==== Data for this exercise ====

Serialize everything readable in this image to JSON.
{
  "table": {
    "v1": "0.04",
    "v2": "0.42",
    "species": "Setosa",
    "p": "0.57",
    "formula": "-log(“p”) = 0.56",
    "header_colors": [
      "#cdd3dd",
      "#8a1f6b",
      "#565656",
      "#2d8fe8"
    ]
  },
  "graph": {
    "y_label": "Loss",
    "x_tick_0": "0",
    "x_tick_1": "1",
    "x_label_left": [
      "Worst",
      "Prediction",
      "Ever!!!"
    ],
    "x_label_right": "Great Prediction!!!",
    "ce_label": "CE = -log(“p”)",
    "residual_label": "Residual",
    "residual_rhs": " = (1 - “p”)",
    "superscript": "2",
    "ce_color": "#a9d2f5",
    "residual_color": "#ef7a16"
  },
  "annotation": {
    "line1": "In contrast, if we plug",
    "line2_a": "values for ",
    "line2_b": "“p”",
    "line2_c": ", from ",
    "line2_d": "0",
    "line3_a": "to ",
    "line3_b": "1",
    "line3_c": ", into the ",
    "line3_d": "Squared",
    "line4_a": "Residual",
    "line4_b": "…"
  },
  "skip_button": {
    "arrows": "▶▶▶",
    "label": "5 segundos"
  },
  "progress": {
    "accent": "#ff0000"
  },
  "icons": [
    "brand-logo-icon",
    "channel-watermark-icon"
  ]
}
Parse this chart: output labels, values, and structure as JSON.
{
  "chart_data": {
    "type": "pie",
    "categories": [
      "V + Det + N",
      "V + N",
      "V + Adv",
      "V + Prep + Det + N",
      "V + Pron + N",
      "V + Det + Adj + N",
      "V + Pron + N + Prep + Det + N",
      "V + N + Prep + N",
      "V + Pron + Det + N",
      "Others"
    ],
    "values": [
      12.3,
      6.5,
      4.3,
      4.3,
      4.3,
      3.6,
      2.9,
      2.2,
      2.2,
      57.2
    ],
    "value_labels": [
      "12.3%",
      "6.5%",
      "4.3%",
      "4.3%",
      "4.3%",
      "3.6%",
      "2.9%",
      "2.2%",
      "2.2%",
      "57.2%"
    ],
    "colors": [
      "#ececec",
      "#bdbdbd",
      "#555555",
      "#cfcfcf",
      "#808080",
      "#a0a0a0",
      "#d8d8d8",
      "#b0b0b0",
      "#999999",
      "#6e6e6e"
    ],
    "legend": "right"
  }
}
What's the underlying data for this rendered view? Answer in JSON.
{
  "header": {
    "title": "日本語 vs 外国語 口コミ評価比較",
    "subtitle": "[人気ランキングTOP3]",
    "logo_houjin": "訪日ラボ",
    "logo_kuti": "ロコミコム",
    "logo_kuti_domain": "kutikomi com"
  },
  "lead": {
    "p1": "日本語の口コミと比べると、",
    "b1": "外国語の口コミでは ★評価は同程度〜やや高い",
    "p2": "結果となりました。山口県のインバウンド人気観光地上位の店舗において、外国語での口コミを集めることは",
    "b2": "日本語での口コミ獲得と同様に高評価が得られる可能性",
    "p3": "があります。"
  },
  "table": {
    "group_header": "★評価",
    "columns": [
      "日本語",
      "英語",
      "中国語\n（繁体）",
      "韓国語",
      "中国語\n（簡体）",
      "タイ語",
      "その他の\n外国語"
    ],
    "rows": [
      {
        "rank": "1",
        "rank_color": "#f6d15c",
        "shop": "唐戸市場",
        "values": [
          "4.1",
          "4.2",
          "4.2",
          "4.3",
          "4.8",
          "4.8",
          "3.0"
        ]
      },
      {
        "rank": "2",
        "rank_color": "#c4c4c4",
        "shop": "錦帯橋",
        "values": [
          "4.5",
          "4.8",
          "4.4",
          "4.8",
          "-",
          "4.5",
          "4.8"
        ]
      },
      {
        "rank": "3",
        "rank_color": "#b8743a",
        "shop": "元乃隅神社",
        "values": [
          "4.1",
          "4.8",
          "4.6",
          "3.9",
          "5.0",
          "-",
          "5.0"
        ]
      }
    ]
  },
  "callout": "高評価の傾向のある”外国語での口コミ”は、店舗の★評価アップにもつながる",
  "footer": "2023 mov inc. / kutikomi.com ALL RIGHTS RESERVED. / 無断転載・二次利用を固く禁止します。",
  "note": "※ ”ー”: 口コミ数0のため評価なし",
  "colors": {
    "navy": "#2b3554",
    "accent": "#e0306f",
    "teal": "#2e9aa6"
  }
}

====

*The exercise*:
Copy every record exactly as presented.

*Solution below*:
Serialize everything readable in this image to JSON.
{
  "table": {
    "v1": "0.04",
    "v2": "0.42",
    "species": "Setosa",
    "p": "0.57",
    "formula": "-log(“p”) = 0.56",
    "header_colors": [
      "#cdd3dd",
      "#8a1f6b",
      "#565656",
      "#2d8fe8"
    ]
  },
  "graph": {
    "y_label": "Loss",
    "x_tick_0": "0",
    "x_tick_1": "1",
    "x_label_left": [
      "Worst",
      "Prediction",
      "Ever!!!"
    ],
    "x_label_right": "Great Prediction!!!",
    "ce_label": "CE = -log(“p”)",
    "residual_label": "Residual",
    "residual_rhs": " = (1 - “p”)",
    "superscript": "2",
    "ce_color": "#a9d2f5",
    "residual_color": "#ef7a16"
  },
  "annotation": {
    "line1": "In contrast, if we plug",
    "line2_a": "values for ",
    "line2_b": "“p”",
    "line2_c": ", from ",
    "line2_d": "0",
    "line3_a": "to ",
    "line3_b": "1",
    "line3_c": ", into the ",
    "line3_d": "Squared",
    "line4_a": "Residual",
    "line4_b": "…"
  },
  "skip_button": {
    "arrows": "▶▶▶",
    "label": "5 segundos"
  },
  "progress": {
    "accent": "#ff0000"
  },
  "icons": [
    "brand-logo-icon",
    "channel-watermark-icon"
  ]
}
Parse this chart: output labels, values, and structure as JSON.
{
  "chart_data": {
    "type": "pie",
    "categories": [
      "V + Det + N",
      "V + N",
      "V + Adv",
      "V + Prep + Det + N",
      "V + Pron + N",
      "V + Det + Adj + N",
      "V + Pron + N + Prep + Det + N",
      "V + N + Prep + N",
      "V + Pron + Det + N",
      "Others"
    ],
    "values": [
      12.3,
      6.5,
      4.3,
      4.3,
      4.3,
      3.6,
      2.9,
      2.2,
      2.2,
      57.2
    ],
    "value_labels": [
      "12.3%",
      "6.5%",
      "4.3%",
      "4.3%",
      "4.3%",
      "3.6%",
      "2.9%",
      "2.2%",
      "2.2%",
      "57.2%"
    ],
    "colors": [
      "#ececec",
      "#bdbdbd",
      "#555555",
      "#cfcfcf",
      "#808080",
      "#a0a0a0",
      "#d8d8d8",
      "#b0b0b0",
      "#999999",
      "#6e6e6e"
    ],
    "legend": "right"
  }
}
What's the underlying data for this rendered view? Answer in JSON.
{
  "header": {
    "title": "日本語 vs 外国語 口コミ評価比較",
    "subtitle": "[人気ランキングTOP3]",
    "logo_houjin": "訪日ラボ",
    "logo_kuti": "ロコミコム",
    "logo_kuti_domain": "kutikomi com"
  },
  "lead": {
    "p1": "日本語の口コミと比べると、",
    "b1": "外国語の口コミでは ★評価は同程度〜やや高い",
    "p2": "結果となりました。山口県のインバウンド人気観光地上位の店舗において、外国語での口コミを集めることは",
    "b2": "日本語での口コミ獲得と同様に高評価が得られる可能性",
    "p3": "があります。"
  },
  "table": {
    "group_header": "★評価",
    "columns": [
      "日本語",
      "英語",
      "中国語\n（繁体）",
      "韓国語",
      "中国語\n（簡体）",
      "タイ語",
      "その他の\n外国語"
    ],
    "rows": [
      {
        "rank": "1",
        "rank_color": "#f6d15c",
        "shop": "唐戸市場",
        "values": [
          "4.1",
          "4.2",
          "4.2",
          "4.3",
          "4.8",
          "4.8",
          "3.0"
        ]
      },
      {
        "rank": "2",
        "rank_color": "#c4c4c4",
        "shop": "錦帯橋",
        "values": [
          "4.5",
          "4.8",
          "4.4",
          "4.8",
          "-",
          "4.5",
          "4.8"
        ]
      },
      {
        "rank": "3",
        "rank_color": "#b8743a",
        "shop": "元乃隅神社",
        "values": [
          "4.1",
          "4.8",
          "4.6",
          "3.9",
          "5.0",
          "-",
          "5.0"
        ]
      }
    ]
  },
  "callout": "高評価の傾向のある”外国語での口コミ”は、店舗の★評価アップにもつながる",
  "footer": "2023 mov inc. / kutikomi.com ALL RIGHTS RESERVED. / 無断転載・二次利用を固く禁止します。",
  "note": "※ ”ー”: 口コミ数0のため評価なし",
  "colors": {
    "navy": "#2b3554",
    "accent": "#e0306f",
    "teal": "#2e9aa6"
  }
}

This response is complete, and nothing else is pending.